# WHAT TO DO
Update the data from its first line up to and including the line with "bullet-list <box>338 501 611 538</box>", changing "subwoofer" to "altavoz" and keeping everything else the same.

....

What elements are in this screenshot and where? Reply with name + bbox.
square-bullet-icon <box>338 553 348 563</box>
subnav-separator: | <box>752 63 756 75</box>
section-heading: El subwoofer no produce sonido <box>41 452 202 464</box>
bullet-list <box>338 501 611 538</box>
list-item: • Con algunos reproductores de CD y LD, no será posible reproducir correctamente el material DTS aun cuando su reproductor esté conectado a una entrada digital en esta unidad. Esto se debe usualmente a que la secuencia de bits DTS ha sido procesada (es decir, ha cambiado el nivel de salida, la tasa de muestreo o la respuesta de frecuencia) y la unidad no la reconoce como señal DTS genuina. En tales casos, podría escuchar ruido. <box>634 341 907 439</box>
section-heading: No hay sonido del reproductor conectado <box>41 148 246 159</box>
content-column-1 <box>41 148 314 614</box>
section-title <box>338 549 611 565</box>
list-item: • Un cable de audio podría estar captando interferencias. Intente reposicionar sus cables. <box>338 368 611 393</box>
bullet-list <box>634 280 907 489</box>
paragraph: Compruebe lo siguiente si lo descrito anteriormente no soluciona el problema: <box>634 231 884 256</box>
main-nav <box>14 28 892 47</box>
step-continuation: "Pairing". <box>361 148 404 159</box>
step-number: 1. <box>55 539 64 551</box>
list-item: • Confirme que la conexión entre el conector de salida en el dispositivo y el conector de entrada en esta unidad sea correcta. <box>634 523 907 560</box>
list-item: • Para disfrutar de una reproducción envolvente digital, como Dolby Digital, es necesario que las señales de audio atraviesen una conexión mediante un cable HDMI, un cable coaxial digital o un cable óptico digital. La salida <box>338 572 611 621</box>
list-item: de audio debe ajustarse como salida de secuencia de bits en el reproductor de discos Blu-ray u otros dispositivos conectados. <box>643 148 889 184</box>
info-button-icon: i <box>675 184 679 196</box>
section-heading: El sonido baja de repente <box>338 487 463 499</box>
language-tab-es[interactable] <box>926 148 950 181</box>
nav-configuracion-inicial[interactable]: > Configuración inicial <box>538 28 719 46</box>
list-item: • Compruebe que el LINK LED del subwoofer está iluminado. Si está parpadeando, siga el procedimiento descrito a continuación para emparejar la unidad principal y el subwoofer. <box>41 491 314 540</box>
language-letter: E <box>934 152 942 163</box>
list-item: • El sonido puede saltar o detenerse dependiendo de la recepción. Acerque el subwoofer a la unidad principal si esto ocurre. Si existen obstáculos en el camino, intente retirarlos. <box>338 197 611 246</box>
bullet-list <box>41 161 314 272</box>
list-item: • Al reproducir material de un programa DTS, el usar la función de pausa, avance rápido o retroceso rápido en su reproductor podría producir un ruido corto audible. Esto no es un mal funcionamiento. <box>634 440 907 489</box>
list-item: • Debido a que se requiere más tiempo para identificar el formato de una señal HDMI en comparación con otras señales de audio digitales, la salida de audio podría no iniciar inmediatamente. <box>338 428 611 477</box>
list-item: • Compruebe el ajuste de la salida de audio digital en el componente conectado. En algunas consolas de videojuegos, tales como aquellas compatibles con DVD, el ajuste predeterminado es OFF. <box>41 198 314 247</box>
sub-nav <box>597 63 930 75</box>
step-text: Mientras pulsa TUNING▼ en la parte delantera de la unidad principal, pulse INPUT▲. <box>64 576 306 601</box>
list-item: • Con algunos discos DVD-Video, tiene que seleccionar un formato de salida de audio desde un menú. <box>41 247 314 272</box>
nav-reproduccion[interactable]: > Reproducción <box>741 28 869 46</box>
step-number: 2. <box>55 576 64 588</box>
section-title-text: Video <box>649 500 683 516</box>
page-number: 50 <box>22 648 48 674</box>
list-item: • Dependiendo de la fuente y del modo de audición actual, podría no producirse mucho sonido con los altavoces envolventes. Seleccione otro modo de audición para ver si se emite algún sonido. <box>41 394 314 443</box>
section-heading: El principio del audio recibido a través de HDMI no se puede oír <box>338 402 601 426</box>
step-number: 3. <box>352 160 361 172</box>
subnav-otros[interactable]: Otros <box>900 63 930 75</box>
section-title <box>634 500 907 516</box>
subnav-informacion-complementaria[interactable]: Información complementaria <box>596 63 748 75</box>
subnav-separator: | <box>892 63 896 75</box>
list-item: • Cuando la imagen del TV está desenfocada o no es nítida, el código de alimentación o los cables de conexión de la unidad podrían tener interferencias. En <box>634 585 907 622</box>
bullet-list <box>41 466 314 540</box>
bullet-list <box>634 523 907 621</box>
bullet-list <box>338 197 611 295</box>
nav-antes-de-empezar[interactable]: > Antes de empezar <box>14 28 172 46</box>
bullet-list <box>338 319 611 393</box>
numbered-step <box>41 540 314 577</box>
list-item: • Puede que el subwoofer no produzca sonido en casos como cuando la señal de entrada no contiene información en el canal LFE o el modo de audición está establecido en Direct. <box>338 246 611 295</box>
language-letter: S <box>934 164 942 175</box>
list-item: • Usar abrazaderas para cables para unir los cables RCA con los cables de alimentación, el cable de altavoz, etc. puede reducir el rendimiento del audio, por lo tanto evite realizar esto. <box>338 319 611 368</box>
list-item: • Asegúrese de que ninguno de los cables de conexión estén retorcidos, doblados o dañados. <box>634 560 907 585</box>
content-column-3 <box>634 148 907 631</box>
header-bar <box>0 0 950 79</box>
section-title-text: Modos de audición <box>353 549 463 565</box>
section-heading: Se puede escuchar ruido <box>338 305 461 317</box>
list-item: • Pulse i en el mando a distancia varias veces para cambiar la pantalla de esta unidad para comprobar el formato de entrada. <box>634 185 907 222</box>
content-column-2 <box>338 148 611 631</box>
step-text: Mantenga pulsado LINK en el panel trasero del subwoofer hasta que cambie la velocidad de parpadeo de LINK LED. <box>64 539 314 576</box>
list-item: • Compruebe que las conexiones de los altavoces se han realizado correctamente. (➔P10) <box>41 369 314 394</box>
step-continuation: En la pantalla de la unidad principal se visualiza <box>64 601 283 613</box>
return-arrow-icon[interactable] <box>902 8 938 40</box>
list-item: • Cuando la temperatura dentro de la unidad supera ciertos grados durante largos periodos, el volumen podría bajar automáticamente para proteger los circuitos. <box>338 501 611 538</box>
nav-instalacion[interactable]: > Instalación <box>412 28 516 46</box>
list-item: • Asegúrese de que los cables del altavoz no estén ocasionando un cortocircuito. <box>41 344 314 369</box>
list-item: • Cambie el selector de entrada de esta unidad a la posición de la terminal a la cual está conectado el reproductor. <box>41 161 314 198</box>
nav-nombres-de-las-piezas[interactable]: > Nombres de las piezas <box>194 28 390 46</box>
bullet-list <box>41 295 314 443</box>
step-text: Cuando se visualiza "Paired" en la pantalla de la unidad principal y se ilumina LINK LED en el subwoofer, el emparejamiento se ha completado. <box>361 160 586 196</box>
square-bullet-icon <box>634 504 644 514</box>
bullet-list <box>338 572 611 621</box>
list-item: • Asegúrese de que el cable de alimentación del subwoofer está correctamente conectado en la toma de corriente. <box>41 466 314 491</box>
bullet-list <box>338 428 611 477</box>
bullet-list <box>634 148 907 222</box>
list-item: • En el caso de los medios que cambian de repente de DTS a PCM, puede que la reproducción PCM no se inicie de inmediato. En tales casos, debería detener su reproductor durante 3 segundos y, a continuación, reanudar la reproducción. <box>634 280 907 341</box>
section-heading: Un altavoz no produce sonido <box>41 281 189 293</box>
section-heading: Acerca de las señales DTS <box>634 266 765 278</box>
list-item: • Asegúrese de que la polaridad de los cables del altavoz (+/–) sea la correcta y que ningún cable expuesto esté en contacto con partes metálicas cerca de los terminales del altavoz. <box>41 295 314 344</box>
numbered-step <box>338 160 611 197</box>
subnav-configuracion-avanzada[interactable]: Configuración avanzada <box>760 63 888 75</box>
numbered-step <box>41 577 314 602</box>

....

# CORRECT OUTPUT
What elements are in this screenshot and where? Reply with name + bbox.
square-bullet-icon <box>338 553 348 563</box>
subnav-separator: | <box>752 63 756 75</box>
section-heading: El altavoz no produce sonido <box>41 452 202 464</box>
bullet-list <box>338 501 611 538</box>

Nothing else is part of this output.